§ Written exercise:
Here are some entries; quote each one exactly.

─── Dataset excerpts ───

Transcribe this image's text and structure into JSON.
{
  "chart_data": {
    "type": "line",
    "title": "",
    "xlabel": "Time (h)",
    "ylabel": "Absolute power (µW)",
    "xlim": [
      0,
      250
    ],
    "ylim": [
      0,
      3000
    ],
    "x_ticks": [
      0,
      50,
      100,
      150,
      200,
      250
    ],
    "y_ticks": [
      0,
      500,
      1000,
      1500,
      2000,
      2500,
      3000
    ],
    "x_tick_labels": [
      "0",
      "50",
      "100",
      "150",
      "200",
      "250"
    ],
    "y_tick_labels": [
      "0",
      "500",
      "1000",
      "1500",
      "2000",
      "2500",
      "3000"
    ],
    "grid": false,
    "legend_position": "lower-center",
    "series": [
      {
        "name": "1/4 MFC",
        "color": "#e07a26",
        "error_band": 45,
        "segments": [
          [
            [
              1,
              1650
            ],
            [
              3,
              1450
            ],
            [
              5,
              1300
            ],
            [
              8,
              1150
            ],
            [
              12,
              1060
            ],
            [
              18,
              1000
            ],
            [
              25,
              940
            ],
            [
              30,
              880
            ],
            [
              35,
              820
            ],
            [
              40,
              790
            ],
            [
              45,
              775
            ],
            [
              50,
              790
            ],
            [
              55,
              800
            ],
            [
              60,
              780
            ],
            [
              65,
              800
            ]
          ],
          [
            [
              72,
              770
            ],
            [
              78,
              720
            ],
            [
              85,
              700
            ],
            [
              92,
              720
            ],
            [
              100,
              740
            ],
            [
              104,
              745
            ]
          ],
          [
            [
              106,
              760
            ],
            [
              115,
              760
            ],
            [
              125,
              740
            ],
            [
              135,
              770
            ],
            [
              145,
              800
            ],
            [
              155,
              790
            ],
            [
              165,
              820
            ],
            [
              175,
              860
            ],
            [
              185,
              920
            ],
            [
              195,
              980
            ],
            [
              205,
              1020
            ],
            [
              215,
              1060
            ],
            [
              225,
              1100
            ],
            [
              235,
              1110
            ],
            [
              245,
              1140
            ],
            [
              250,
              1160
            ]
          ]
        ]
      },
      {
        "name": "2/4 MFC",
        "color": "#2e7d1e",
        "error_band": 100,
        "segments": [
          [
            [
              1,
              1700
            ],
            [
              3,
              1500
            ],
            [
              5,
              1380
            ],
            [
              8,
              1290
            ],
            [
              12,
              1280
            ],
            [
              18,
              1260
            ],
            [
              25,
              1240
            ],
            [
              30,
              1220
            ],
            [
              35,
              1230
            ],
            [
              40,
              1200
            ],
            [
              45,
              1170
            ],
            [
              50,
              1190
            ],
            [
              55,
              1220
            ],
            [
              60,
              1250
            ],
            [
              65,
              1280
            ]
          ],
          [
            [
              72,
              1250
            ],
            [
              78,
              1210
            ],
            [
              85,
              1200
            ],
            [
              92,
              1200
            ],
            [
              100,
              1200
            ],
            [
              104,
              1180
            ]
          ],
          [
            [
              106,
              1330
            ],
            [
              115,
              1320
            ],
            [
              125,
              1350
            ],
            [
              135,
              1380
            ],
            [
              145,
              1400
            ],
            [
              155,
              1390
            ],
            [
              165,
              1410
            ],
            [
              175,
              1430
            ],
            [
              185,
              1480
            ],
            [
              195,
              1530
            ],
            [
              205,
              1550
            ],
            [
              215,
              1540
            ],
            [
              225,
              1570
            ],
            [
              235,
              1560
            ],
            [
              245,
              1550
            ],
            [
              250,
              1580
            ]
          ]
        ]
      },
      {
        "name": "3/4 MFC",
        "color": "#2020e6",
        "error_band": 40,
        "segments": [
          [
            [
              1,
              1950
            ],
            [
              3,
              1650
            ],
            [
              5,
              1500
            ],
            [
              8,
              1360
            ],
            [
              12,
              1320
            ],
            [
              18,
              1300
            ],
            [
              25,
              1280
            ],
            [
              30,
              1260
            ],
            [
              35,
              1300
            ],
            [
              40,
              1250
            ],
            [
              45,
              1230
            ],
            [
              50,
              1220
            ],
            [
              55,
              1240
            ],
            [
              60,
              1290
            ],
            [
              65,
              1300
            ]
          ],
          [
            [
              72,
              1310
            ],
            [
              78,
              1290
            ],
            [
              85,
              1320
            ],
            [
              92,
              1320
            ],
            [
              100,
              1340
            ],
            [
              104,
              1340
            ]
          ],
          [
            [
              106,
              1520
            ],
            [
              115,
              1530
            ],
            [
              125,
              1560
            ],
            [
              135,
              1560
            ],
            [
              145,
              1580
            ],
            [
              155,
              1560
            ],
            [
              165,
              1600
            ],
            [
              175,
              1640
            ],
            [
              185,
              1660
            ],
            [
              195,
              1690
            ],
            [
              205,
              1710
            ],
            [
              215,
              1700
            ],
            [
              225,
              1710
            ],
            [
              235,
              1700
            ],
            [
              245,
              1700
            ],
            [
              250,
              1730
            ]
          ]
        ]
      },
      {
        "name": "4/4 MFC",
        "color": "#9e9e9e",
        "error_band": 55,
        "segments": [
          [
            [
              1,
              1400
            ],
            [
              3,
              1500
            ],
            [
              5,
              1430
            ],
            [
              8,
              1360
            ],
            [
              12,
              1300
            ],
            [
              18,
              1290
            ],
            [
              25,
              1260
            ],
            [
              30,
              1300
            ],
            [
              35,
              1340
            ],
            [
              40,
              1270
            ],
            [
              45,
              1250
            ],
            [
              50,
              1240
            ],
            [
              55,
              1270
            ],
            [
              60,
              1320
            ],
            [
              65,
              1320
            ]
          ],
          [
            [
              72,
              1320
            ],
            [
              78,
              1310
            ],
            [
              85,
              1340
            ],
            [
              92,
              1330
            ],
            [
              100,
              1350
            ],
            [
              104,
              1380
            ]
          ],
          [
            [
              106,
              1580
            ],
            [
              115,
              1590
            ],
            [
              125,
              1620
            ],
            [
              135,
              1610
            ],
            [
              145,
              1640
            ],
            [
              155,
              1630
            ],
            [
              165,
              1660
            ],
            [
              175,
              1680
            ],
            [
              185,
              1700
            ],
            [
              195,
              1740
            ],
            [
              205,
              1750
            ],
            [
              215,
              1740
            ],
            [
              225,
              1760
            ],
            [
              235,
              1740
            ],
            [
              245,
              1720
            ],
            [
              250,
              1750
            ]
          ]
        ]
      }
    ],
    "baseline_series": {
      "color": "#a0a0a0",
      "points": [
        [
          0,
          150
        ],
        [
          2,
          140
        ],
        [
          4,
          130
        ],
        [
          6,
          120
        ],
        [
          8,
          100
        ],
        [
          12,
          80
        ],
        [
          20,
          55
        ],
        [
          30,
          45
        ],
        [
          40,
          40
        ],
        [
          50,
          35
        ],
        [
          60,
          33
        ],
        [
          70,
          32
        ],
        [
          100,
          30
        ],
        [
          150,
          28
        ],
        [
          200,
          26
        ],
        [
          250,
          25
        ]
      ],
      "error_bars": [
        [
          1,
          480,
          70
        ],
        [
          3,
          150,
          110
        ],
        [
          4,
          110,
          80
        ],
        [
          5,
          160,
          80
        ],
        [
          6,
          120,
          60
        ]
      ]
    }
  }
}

───

§ Output:
Transcribe this image's text and structure into JSON.
{
  "chart_data": {
    "type": "line",
    "title": "",
    "xlabel": "Time (h)",
    "ylabel": "Absolute power (µW)",
    "xlim": [
      0,
      250
    ],
    "ylim": [
      0,
      3000
    ],
    "x_ticks": [
      0,
      50,
      100,
      150,
      200,
      250
    ],
    "y_ticks": [
      0,
      500,
      1000,
      1500,
      2000,
      2500,
      3000
    ],
    "x_tick_labels": [
      "0",
      "50",
      "100",
      "150",
      "200",
      "250"
    ],
    "y_tick_labels": [
      "0",
      "500",
      "1000",
      "1500",
      "2000",
      "2500",
      "3000"
    ],
    "grid": false,
    "legend_position": "lower-center",
    "series": [
      {
        "name": "1/4 MFC",
        "color": "#e07a26",
        "error_band": 45,
        "segments": [
          [
            [
              1,
              1650
            ],
            [
              3,
              1450
            ],
            [
              5,
              1300
            ],
            [
              8,
              1150
            ],
            [
              12,
              1060
            ],
            [
              18,
              1000
            ],
            [
              25,
              940
            ],
            [
              30,
              880
            ],
            [
              35,
              820
            ],
            [
              40,
              790
            ],
            [
              45,
              775
            ],
            [
              50,
              790
            ],
            [
              55,
              800
            ],
            [
              60,
              780
            ],
            [
              65,
              800
            ]
          ],
          [
            [
              72,
              770
            ],
            [
              78,
              720
            ],
            [
              85,
              700
            ],
            [
              92,
              720
            ],
            [
              100,
              740
            ],
            [
              104,
              745
            ]
          ],
          [
            [
              106,
              760
            ],
            [
              115,
              760
            ],
            [
              125,
              740
            ],
            [
              135,
              770
            ],
            [
              145,
              800
            ],
            [
              155,
              790
            ],
            [
              165,
              820
            ],
            [
              175,
              860
            ],
            [
              185,
              920
            ],
            [
              195,
              980
            ],
            [
              205,
              1020
            ],
            [
              215,
              1060
            ],
            [
              225,
              1100
            ],
            [
              235,
              1110
            ],
            [
              245,
              1140
            ],
            [
              250,
              1160
            ]
          ]
        ]
      },
      {
        "name": "2/4 MFC",
        "color": "#2e7d1e",
        "error_band": 100,
        "segments": [
          [
            [
              1,
              1700
            ],
            [
              3,
              1500
            ],
            [
              5,
              1380
            ],
            [
              8,
              1290
            ],
            [
              12,
              1280
            ],
            [
              18,
              1260
            ],
            [
              25,
              1240
            ],
            [
              30,
              1220
            ],
            [
              35,
              1230
            ],
            [
              40,
              1200
            ],
            [
              45,
              1170
            ],
            [
              50,
              1190
            ],
            [
              55,
              1220
            ],
            [
              60,
              1250
            ],
            [
              65,
              1280
            ]
          ],
          [
            [
              72,
              1250
            ],
            [
              78,
              1210
            ],
            [
              85,
              1200
            ],
            [
              92,
              1200
            ],
            [
              100,
              1200
            ],
            [
              104,
              1180
            ]
          ],
          [
            [
              106,
              1330
            ],
            [
              115,
              1320
            ],
            [
              125,
              1350
            ],
            [
              135,
              1380
            ],
            [
              145,
              1400
            ],
            [
              155,
              1390
            ],
            [
              165,
              1410
            ],
            [
              175,
              1430
            ],
            [
              185,
              1480
            ],
            [
              195,
              1530
            ],
            [
              205,
              1550
            ],
            [
              215,
              1540
            ],
            [
              225,
              1570
            ],
            [
              235,
              1560
            ],
            [
              245,
              1550
            ],
            [
              250,
              1580
            ]
          ]
        ]
      },
      {
        "name": "3/4 MFC",
        "color": "#2020e6",
        "error_band": 40,
        "segments": [
          [
            [
              1,
              1950
            ],
            [
              3,
              1650
            ],
            [
              5,
              1500
            ],
            [
              8,
              1360
            ],
            [
              12,
              1320
            ],
            [
              18,
              1300
            ],
            [
              25,
              1280
            ],
            [
              30,
              1260
            ],
            [
              35,
              1300
            ],
            [
              40,
              1250
            ],
            [
              45,
              1230
            ],
            [
              50,
              1220
            ],
            [
              55,
              1240
            ],
            [
              60,
              1290
            ],
            [
              65,
              1300
            ]
          ],
          [
            [
              72,
              1310
            ],
            [
              78,
              1290
            ],
            [
              85,
              1320
            ],
            [
              92,
              1320
            ],
            [
              100,
              1340
            ],
            [
              104,
              1340
            ]
          ],
          [
            [
              106,
              1520
            ],
            [
              115,
              1530
            ],
            [
              125,
              1560
            ],
            [
              135,
              1560
            ],
            [
              145,
              1580
            ],
            [
              155,
              1560
            ],
            [
              165,
              1600
            ],
            [
              175,
              1640
            ],
            [
              185,
              1660
            ],
            [
              195,
              1690
            ],
            [
              205,
              1710
            ],
            [
              215,
              1700
            ],
            [
              225,
              1710
            ],
            [
              235,
              1700
            ],
            [
              245,
              1700
            ],
            [
              250,
              1730
            ]
          ]
        ]
      },
      {
        "name": "4/4 MFC",
        "color": "#9e9e9e",
        "error_band": 55,
        "segments": [
          [
            [
              1,
              1400
            ],
            [
              3,
              1500
            ],
            [
              5,
              1430
            ],
            [
              8,
              1360
            ],
            [
              12,
              1300
            ],
            [
              18,
              1290
            ],
            [
              25,
              1260
            ],
            [
              30,
              1300
            ],
            [
              35,
              1340
            ],
            [
              40,
              1270
            ],
            [
              45,
              1250
            ],
            [
              50,
              1240
            ],
            [
              55,
              1270
            ],
            [
              60,
              1320
            ],
            [
              65,
              1320
            ]
          ],
          [
            [
              72,
              1320
            ],
            [
              78,
              1310
            ],
            [
              85,
              1340
            ],
            [
              92,
              1330
            ],
            [
              100,
              1350
            ],
            [
              104,
              1380
            ]
          ],
          [
            [
              106,
              1580
            ],
            [
              115,
              1590
            ],
            [
              125,
              1620
            ],
            [
              135,
              1610
            ],
            [
              145,
              1640
            ],
            [
              155,
              1630
            ],
            [
              165,
              1660
            ],
            [
              175,
              1680
            ],
            [
              185,
              1700
            ],
            [
              195,
              1740
            ],
            [
              205,
              1750
            ],
            [
              215,
              1740
            ],
            [
              225,
              1760
            ],
            [
              235,
              1740
            ],
            [
              245,
              1720
            ],
            [
              250,
              1750
            ]
          ]
        ]
      }
    ],
    "baseline_series": {
      "color": "#a0a0a0",
      "points": [
        [
          0,
          150
        ],
        [
          2,
          140
        ],
        [
          4,
          130
        ],
        [
          6,
          120
        ],
        [
          8,
          100
        ],
        [
          12,
          80
        ],
        [
          20,
          55
        ],
        [
          30,
          45
        ],
        [
          40,
          40
        ],
        [
          50,
          35
        ],
        [
          60,
          33
        ],
        [
          70,
          32
        ],
        [
          100,
          30
        ],
        [
          150,
          28
        ],
        [
          200,
          26
        ],
        [
          250,
          25
        ]
      ],
      "error_bars": [
        [
          1,
          480,
          70
        ],
        [
          3,
          150,
          110
        ],
        [
          4,
          110,
          80
        ],
        [
          5,
          160,
          80
        ],
        [
          6,
          120,
          60
        ]
      ]
    }
  }
}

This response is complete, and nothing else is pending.